→ **Directions**: Search the entries for the word "Shutdown" and pull out each line that has it.

→ **Records for this task**:
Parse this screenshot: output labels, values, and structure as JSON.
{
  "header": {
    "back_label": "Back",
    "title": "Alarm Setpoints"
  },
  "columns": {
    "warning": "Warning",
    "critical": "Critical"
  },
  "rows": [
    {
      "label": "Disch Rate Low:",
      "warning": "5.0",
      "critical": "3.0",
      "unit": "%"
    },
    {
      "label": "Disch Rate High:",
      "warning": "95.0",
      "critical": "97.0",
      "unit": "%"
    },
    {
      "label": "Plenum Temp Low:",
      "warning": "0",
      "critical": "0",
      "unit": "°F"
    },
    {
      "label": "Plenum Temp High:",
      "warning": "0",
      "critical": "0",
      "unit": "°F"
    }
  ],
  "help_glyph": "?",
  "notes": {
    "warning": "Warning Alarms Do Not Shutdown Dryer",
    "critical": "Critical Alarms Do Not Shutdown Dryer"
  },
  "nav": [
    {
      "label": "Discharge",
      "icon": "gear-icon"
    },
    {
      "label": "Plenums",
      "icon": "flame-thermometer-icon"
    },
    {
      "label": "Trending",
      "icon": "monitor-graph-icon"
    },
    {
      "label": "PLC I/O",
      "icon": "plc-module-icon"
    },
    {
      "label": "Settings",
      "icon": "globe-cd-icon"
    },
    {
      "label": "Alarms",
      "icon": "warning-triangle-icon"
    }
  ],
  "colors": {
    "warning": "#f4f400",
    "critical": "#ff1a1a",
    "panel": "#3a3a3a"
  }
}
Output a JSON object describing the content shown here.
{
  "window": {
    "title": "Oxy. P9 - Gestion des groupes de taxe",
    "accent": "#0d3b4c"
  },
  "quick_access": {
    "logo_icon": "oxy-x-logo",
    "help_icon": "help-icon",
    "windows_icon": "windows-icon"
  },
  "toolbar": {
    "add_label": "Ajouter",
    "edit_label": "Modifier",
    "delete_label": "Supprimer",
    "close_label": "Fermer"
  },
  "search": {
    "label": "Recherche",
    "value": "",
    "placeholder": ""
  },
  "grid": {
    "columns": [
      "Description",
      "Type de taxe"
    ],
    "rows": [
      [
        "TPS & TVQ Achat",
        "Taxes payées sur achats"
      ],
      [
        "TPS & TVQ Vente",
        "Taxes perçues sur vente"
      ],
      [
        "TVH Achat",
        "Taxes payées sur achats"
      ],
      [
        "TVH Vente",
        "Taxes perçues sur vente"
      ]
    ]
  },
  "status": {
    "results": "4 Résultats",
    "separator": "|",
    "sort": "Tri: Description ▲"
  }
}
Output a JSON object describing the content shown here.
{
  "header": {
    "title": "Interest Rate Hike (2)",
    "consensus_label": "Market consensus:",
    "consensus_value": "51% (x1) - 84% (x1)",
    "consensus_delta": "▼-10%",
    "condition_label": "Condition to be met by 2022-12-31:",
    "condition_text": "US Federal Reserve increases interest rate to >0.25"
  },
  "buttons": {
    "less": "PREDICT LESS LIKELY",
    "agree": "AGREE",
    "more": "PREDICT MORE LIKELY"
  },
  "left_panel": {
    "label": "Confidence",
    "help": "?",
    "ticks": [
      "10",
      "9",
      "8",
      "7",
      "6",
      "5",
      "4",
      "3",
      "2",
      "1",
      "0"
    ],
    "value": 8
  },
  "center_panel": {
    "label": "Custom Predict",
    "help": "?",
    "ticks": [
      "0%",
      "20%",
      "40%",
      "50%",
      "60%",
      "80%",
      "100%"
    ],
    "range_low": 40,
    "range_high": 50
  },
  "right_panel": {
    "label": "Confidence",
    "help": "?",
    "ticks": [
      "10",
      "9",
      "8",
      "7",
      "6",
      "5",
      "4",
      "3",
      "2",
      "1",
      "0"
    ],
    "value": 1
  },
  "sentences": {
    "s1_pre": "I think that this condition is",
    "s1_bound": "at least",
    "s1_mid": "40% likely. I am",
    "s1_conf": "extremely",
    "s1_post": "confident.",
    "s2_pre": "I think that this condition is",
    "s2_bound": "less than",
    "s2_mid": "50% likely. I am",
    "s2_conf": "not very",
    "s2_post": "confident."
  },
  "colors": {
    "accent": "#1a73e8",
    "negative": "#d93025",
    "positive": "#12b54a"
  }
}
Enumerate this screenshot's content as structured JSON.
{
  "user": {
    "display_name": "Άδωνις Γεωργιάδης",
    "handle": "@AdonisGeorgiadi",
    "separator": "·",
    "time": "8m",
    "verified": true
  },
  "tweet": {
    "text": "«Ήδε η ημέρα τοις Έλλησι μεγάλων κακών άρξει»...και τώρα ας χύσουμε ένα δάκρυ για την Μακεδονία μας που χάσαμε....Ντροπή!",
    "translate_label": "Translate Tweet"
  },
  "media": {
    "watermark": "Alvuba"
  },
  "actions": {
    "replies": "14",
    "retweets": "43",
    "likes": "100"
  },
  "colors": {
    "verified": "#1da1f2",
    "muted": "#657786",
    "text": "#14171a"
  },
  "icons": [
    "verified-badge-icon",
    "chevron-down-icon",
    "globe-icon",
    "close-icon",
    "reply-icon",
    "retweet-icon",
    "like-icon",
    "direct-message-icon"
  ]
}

→ **Exercise output**:
    "warning": "Warning Alarms Do Not Shutdown Dryer",
    "critical": "Critical Alarms Do Not Shutdown Dryer"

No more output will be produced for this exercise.